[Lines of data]
※ ※ ※
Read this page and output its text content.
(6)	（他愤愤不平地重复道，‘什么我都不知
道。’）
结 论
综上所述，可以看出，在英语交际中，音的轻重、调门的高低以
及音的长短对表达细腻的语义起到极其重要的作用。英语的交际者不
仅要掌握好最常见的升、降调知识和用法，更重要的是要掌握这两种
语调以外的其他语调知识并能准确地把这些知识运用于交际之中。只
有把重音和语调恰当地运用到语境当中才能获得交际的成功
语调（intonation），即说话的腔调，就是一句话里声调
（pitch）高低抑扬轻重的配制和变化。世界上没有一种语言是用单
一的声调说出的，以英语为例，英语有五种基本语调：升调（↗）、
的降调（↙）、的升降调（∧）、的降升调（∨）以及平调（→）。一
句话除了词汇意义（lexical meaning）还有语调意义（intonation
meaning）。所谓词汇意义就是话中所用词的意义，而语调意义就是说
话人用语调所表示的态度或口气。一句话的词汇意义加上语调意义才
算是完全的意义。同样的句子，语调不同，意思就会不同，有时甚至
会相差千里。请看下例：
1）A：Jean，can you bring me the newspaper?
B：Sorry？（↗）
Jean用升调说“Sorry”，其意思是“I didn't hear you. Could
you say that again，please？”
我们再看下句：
※ ※ ※
▶ [Aim]:
Go through the records and print each one exactly.

▶ [Full response]:
Read this page and output its text content.
(6)	（他愤愤不平地重复道，‘什么我都不知
道。’）
结 论
综上所述，可以看出，在英语交际中，音的轻重、调门的高低以
及音的长短对表达细腻的语义起到极其重要的作用。英语的交际者不
仅要掌握好最常见的升、降调知识和用法，更重要的是要掌握这两种
语调以外的其他语调知识并能准确地把这些知识运用于交际之中。只
有把重音和语调恰当地运用到语境当中才能获得交际的成功
语调（intonation），即说话的腔调，就是一句话里声调
（pitch）高低抑扬轻重的配制和变化。世界上没有一种语言是用单
一的声调说出的，以英语为例，英语有五种基本语调：升调（↗）、
的降调（↙）、的升降调（∧）、的降升调（∨）以及平调（→）。一
句话除了词汇意义（lexical meaning）还有语调意义（intonation
meaning）。所谓词汇意义就是话中所用词的意义，而语调意义就是说
话人用语调所表示的态度或口气。一句话的词汇意义加上语调意义才
算是完全的意义。同样的句子，语调不同，意思就会不同，有时甚至
会相差千里。请看下例：
1）A：Jean，can you bring me the newspaper?
B：Sorry？（↗）
Jean用升调说“Sorry”，其意思是“I didn't hear you. Could
you say that again，please？”
我们再看下句：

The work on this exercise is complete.